- Text -
+++

Except there has been a lot of debate and whole lot more critique. I recommend reading #FemFuture, History & Loving Each Other Harder for one of the most comprehensive and balanced critiques of the report. Jessica Marie Johnson echoes valid sentiment that communities of color’s voices are sanitized and appropriated into a history that itself isn’t new. “There is nothing new about bloggers attempting to create digital media and activate online networks to challenge interlocking oppressions while agitating on the ground for social change.” Neither are the numerous efforts, mostly failed, to build bridges to predominately white women-led feminist organizations.

It is precisely this attempt to originate and center this new-ish revolution within a milquetoast framework of unchecked privilege and access to power that made the proposed “solutions” so disappointing. Johnson lays it down in full view with the following:

This power, at play in the space, conveners, and even among the participants, is precisely what allows the long history of black feminist and WOC online activity to be erased. We are not all in this together. Some feminists are able to write the story down, tell it, and have it be seen as the gospel truth. Power and privilege are invisible and insidious and difficult to face, but only power and privilege explain why such a well-documented past (and thriving present!) is not explored. As a historian of slavery, I’m well familiar with what happens when certain stories are told and others are dismissed. It was never the case slaves weren’t telling their own stories or philosophizing their own experiences. But it was always the case that the means through which they spoke–from the languages they used to the technology they chose–were seen as illegitimate.

+++

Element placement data
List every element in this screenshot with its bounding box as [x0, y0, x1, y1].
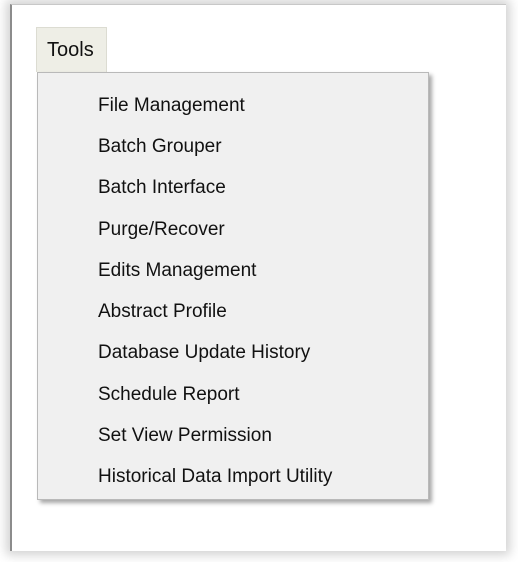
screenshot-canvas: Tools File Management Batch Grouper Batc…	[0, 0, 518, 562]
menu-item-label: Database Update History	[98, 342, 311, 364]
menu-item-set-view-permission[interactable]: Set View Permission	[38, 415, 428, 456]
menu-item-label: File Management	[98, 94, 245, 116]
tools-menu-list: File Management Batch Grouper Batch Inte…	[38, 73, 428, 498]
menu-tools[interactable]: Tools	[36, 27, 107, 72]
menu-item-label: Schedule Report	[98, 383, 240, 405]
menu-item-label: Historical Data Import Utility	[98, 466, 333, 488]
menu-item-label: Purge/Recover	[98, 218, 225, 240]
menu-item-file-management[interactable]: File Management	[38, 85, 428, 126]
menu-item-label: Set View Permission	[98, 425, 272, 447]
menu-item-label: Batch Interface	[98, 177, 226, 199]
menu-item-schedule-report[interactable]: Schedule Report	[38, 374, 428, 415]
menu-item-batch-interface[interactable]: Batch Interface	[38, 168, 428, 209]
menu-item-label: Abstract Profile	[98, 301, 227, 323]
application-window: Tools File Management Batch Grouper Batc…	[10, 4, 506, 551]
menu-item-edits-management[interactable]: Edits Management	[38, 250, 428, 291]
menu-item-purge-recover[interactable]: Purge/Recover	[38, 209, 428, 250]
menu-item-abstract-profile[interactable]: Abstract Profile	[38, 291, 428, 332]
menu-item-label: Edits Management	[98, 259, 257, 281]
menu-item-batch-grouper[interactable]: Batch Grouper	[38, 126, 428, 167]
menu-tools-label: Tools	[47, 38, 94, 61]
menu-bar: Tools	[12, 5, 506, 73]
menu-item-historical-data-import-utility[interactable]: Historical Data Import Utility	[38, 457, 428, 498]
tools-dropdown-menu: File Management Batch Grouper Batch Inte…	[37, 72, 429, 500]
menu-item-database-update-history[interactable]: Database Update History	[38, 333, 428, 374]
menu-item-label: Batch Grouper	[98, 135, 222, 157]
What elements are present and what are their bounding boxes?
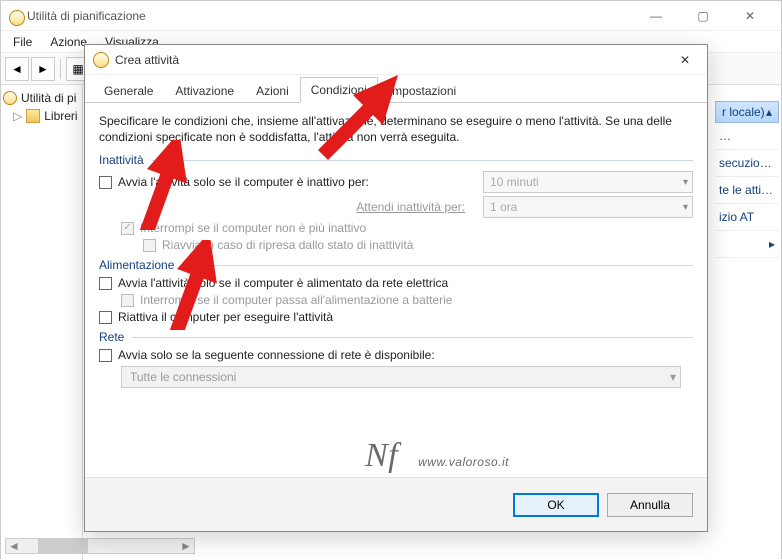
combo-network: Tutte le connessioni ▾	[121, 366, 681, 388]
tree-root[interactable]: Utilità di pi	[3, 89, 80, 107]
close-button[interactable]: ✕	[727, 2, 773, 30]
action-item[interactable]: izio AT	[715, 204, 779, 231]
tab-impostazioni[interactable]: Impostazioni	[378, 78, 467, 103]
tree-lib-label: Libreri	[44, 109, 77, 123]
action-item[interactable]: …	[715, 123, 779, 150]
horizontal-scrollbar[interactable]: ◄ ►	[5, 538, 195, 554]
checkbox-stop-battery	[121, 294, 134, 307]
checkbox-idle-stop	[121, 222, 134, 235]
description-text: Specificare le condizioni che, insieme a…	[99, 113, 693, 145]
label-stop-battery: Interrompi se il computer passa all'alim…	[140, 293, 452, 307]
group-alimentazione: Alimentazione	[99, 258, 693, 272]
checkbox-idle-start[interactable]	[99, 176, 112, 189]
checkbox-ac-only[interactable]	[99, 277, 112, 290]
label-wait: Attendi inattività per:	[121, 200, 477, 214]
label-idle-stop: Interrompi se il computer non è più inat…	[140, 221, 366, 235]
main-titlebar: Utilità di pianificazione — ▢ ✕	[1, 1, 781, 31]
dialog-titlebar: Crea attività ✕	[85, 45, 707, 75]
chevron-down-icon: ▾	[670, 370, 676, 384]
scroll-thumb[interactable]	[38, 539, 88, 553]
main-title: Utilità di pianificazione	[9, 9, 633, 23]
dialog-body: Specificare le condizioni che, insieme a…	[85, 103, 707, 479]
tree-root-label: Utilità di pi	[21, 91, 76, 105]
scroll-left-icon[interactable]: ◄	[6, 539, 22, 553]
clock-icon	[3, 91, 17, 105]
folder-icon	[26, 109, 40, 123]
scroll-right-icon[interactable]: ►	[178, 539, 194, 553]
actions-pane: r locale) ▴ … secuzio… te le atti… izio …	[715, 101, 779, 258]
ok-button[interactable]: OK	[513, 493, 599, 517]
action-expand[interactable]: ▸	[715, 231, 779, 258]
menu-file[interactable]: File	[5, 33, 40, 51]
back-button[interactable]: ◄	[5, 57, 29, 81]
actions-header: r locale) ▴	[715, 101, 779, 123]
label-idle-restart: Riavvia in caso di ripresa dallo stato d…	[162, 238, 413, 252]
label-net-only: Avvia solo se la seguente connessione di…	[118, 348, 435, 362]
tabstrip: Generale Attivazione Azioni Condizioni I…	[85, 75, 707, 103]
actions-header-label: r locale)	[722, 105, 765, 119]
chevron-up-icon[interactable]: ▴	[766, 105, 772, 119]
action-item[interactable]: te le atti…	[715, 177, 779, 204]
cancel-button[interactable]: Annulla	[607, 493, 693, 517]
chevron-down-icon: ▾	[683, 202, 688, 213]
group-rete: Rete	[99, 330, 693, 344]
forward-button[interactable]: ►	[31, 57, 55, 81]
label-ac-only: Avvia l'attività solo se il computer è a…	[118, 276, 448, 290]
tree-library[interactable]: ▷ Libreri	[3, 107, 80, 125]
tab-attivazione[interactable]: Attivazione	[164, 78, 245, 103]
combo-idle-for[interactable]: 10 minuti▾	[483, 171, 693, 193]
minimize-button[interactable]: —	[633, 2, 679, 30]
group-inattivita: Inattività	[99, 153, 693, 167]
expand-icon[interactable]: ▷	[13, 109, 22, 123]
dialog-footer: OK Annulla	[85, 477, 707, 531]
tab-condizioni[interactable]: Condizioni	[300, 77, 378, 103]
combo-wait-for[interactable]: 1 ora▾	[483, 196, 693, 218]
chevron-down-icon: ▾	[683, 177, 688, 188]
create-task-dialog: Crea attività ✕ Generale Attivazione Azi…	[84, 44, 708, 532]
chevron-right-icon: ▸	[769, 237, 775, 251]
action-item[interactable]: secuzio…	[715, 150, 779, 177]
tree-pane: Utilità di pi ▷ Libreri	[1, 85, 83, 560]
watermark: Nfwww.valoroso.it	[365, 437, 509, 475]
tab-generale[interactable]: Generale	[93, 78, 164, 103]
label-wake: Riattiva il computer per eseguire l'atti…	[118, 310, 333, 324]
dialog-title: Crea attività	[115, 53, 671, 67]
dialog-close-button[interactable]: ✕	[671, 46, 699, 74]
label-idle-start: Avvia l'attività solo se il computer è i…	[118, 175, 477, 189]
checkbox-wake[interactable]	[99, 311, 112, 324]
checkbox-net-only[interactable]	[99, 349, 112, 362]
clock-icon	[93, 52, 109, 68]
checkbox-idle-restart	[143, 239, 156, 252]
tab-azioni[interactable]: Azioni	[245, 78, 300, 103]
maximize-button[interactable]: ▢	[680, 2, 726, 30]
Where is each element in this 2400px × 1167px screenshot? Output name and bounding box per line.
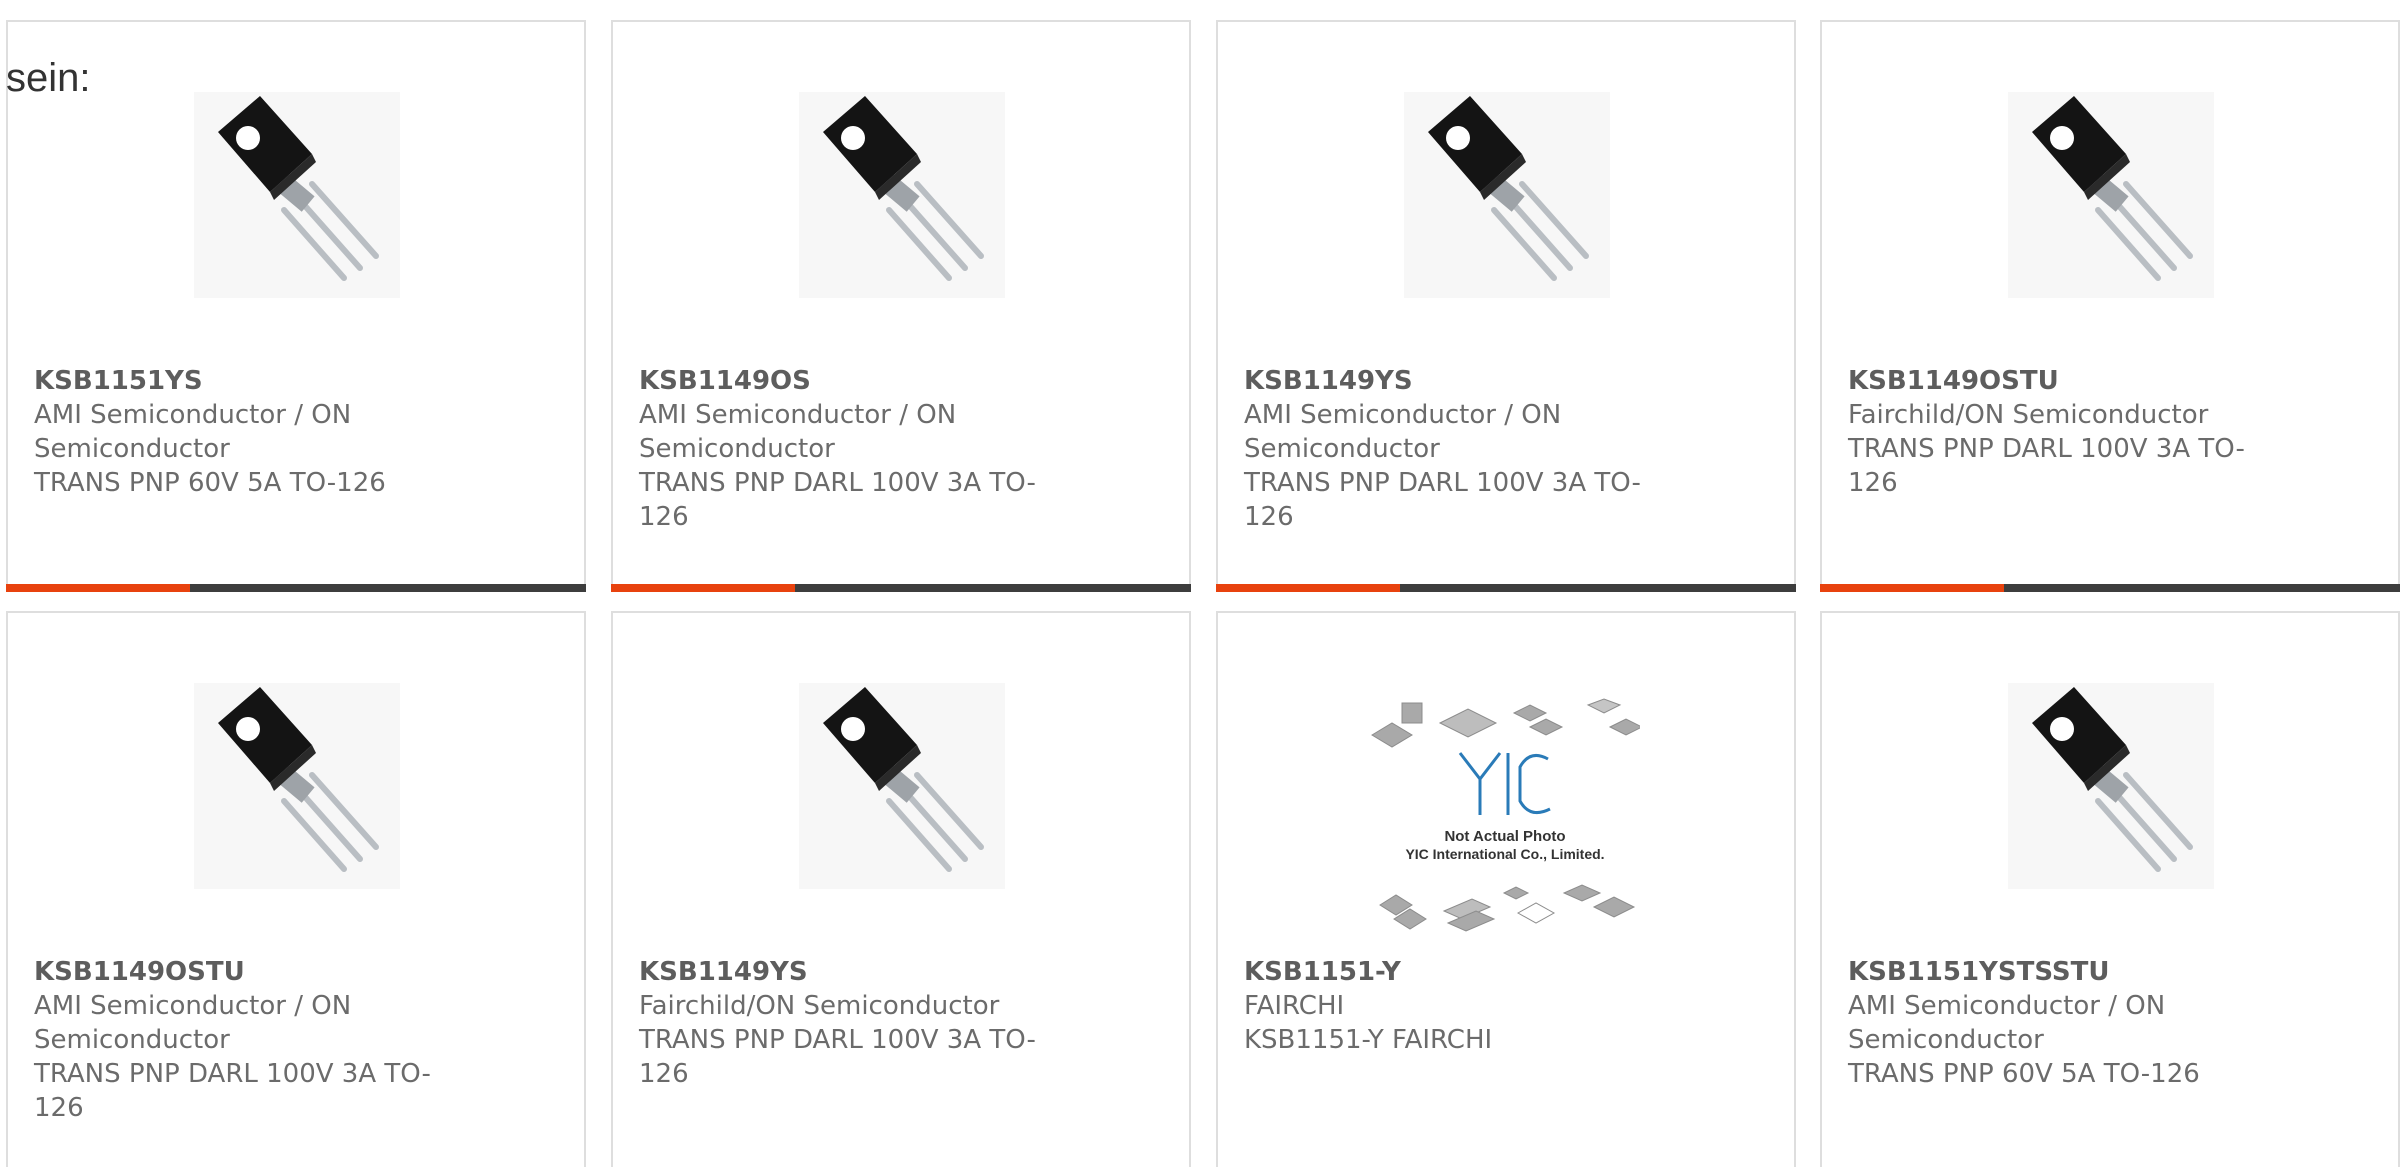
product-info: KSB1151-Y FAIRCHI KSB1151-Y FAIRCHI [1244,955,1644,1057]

+++

- Set exercise 1 -
Please repeat the part of the text that opens with the words containing "This power, at" and closes with "seen as illegitimate.", replacing "historian" with "scholar".
- Set exercise 2 -
Which piece does the text recommend for one of the most comprehensive and balanced critiques of the report?

- Finished answer 1 -
This power, at play in the space, conveners, and even among the participants, is precisely what allows the long history of black feminist and WOC online activity to be erased. We are not all in this together. Some feminists are able to write the story down, tell it, and have it be seen as the gospel truth. Power and privilege are invisible and insidious and difficult to face, but only power and privilege explain why such a well-documented past (and thriving present!) is not explored. As a scholar of slavery, I’m well familiar with what happens when certain stories are told and others are dismissed. It was never the case slaves weren’t telling their own stories or philosophizing their own experiences. But it was always the case that the means through which they spoke–from the languages they used to the technology they chose–were seen as illegitimate.

- Finished answer 2 -
#FemFuture, History & Loving Each Other Harder